[PROBLEM DETAILS]:
In the listing that follows, count every line with the word "supplied" in it and write only the total.

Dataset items
-*-

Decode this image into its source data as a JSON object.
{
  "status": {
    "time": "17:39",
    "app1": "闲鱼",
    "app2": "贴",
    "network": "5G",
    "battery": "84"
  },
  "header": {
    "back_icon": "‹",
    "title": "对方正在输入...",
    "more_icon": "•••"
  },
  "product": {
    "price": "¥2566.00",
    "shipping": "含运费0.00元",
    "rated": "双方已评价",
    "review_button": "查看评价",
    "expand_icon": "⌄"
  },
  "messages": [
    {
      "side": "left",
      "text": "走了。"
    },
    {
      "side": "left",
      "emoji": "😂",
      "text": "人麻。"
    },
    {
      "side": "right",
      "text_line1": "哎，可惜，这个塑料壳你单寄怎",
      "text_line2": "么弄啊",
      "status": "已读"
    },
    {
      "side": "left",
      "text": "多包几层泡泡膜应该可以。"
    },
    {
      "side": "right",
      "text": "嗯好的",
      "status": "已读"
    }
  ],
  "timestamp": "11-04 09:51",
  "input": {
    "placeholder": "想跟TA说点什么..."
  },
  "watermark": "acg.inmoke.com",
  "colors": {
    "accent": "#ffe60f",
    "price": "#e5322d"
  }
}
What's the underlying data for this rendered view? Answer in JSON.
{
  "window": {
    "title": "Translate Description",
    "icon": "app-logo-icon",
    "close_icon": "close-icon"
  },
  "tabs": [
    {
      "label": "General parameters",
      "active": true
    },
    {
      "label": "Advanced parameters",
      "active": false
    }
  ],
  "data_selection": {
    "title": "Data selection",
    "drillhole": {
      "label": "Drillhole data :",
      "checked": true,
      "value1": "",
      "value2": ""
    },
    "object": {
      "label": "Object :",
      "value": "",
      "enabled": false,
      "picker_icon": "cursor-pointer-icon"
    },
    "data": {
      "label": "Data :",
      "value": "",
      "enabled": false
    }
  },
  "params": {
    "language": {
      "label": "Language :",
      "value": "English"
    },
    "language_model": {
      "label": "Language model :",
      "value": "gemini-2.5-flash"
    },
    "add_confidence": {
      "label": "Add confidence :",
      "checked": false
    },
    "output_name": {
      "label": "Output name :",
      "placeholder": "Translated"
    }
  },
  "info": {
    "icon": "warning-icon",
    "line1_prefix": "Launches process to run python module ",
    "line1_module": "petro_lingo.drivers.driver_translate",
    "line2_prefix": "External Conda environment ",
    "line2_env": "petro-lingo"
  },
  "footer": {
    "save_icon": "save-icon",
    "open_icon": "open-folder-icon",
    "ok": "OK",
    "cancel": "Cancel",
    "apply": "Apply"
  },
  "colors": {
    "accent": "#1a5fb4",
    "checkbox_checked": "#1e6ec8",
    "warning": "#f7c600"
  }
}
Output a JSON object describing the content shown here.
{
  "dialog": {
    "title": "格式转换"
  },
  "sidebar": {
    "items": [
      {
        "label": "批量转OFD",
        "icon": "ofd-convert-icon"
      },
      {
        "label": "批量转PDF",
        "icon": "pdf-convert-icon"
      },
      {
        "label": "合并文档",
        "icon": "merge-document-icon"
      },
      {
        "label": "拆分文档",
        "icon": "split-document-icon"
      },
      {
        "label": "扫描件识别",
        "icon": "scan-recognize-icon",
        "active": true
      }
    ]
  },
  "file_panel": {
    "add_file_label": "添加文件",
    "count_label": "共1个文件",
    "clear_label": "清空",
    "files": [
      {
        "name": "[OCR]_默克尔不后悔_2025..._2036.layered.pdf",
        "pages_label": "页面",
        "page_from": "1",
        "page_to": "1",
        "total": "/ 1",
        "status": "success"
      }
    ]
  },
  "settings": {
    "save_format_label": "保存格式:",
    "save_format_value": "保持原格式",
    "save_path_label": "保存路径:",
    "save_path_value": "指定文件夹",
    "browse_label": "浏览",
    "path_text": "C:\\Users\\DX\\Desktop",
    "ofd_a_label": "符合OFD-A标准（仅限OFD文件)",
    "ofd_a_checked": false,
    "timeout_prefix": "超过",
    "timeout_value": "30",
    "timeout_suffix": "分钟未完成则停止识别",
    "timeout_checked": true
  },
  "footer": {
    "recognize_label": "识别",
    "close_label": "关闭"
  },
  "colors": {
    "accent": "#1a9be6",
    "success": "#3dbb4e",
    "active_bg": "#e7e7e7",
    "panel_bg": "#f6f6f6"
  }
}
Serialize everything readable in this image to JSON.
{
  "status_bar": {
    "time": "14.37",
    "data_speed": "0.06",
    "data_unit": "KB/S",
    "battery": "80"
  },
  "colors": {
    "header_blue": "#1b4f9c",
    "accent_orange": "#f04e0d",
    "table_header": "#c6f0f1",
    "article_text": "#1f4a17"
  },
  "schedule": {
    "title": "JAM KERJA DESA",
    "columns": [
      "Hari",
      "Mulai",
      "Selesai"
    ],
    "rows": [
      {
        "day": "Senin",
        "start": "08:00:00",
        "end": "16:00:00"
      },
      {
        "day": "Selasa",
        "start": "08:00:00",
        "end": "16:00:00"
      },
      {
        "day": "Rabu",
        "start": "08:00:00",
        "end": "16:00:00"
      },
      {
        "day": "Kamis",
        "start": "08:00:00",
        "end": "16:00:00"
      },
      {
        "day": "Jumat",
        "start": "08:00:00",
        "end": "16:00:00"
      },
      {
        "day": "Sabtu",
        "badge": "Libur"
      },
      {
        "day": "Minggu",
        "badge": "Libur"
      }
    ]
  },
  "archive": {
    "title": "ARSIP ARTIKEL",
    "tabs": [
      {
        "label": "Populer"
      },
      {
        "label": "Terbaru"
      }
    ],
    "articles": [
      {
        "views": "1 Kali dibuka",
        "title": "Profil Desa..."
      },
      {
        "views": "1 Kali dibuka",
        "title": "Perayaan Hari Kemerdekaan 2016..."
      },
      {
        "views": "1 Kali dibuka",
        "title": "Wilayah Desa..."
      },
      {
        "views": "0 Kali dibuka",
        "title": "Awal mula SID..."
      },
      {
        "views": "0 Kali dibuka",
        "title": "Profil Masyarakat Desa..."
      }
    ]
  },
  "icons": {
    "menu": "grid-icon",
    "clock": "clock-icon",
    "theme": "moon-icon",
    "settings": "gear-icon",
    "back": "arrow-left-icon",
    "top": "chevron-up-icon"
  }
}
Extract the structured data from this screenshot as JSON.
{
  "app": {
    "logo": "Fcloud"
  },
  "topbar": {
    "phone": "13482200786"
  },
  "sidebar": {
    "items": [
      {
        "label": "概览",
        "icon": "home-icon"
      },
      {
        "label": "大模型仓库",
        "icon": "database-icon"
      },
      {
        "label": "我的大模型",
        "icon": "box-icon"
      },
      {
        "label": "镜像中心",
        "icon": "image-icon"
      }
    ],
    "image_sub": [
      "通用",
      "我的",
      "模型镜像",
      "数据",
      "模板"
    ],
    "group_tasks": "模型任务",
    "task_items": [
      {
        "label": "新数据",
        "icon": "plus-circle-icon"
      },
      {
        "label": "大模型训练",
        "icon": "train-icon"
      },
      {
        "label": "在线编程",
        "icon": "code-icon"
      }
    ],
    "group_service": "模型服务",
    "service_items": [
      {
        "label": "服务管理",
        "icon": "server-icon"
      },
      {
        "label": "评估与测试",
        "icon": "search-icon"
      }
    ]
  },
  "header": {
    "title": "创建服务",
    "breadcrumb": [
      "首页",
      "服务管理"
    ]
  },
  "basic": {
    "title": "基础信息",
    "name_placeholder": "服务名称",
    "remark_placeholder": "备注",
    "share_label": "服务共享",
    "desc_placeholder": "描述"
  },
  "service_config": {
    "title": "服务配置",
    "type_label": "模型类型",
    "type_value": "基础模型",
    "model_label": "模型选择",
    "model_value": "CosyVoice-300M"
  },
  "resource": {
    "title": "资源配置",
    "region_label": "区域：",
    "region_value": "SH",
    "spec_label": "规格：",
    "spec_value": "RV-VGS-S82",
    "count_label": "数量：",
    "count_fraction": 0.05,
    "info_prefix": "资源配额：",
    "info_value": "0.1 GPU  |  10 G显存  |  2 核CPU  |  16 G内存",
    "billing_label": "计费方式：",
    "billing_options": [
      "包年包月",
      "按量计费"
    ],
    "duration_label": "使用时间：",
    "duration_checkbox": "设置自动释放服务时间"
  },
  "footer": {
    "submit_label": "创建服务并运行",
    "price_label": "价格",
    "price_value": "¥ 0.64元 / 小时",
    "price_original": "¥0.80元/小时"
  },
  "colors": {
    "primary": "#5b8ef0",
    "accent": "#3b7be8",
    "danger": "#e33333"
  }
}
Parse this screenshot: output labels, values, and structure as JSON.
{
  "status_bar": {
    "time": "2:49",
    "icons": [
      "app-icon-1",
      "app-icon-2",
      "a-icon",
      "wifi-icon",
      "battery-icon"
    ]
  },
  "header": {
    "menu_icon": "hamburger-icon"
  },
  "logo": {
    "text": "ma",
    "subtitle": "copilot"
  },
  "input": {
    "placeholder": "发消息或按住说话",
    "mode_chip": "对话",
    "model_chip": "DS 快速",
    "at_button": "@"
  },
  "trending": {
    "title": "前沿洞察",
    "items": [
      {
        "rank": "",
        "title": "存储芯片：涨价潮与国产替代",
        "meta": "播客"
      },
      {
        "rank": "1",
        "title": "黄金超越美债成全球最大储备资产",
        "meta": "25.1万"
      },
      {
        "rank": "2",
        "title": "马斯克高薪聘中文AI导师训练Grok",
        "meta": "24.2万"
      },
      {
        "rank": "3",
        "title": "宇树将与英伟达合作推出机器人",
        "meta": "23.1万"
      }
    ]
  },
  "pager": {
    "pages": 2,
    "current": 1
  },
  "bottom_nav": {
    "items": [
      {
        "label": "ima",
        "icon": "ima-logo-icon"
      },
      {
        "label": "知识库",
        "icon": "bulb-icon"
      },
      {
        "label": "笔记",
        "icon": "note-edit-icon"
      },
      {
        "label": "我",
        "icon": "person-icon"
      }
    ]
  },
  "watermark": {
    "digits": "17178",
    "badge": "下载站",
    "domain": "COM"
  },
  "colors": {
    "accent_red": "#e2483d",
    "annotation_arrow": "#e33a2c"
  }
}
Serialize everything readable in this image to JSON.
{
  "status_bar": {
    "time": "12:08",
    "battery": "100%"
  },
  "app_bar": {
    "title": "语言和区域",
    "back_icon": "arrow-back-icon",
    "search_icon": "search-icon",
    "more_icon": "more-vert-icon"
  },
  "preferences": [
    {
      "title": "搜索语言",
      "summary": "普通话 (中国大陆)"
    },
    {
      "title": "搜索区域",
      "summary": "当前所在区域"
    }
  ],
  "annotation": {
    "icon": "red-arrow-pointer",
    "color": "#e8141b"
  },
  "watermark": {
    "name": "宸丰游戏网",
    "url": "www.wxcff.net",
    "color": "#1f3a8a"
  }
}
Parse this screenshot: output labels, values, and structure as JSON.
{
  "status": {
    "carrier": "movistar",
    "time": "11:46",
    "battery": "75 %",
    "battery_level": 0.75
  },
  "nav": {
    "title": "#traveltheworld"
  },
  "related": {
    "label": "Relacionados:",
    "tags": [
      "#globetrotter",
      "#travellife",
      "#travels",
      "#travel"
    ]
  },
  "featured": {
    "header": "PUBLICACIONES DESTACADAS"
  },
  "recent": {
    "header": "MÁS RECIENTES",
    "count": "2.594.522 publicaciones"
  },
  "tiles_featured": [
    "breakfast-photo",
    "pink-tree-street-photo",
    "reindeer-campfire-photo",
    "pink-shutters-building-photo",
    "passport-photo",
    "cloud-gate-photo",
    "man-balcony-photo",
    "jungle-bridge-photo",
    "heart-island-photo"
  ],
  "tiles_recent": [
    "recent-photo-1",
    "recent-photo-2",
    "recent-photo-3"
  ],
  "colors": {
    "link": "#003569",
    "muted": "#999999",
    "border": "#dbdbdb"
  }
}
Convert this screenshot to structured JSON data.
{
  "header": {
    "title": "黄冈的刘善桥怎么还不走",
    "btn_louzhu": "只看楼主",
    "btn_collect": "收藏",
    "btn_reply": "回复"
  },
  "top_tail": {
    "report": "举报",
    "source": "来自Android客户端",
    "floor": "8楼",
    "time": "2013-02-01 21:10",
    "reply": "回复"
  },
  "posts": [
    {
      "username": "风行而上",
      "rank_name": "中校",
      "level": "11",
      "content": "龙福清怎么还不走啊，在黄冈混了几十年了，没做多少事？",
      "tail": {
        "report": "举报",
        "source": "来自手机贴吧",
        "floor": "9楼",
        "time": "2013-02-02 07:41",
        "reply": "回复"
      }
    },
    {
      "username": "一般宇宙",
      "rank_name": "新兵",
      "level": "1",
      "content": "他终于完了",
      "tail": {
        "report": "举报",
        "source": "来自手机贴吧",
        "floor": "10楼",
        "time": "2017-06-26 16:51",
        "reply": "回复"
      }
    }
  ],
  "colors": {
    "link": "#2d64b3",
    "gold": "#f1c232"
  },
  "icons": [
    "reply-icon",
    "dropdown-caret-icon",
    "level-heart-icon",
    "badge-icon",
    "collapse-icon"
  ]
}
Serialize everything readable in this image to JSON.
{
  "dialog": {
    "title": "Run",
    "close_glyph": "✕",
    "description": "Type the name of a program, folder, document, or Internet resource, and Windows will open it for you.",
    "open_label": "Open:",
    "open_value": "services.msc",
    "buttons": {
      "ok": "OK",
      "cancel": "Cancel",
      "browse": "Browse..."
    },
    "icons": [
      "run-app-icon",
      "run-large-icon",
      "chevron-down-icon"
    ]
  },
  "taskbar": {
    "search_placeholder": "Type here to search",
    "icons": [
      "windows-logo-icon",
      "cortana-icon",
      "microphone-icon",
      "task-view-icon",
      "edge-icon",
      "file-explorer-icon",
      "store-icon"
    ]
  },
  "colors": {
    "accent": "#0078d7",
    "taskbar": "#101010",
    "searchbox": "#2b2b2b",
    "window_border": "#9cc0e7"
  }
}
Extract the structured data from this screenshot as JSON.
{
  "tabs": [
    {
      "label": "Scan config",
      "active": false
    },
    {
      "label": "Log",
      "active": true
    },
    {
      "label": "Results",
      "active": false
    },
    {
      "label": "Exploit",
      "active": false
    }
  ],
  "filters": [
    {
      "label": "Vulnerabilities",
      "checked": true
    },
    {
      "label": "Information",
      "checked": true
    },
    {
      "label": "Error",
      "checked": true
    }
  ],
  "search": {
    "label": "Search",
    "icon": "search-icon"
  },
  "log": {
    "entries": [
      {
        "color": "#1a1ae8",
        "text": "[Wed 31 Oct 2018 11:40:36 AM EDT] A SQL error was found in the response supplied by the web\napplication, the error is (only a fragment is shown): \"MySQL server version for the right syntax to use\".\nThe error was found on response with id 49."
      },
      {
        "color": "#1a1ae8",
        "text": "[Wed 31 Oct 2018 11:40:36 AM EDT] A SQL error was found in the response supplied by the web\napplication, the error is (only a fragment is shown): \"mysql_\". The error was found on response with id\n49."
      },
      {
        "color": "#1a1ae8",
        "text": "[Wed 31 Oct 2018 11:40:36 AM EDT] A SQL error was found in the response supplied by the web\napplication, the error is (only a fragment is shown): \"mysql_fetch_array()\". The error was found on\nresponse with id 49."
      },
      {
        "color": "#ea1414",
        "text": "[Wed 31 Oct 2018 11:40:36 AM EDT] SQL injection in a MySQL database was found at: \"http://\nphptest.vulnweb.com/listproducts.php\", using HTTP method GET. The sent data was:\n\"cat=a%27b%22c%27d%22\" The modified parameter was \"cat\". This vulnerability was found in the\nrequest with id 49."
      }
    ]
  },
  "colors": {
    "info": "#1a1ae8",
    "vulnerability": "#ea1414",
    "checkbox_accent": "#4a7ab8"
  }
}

-*-

[RESPONSE TO THE EXERCISE]:
3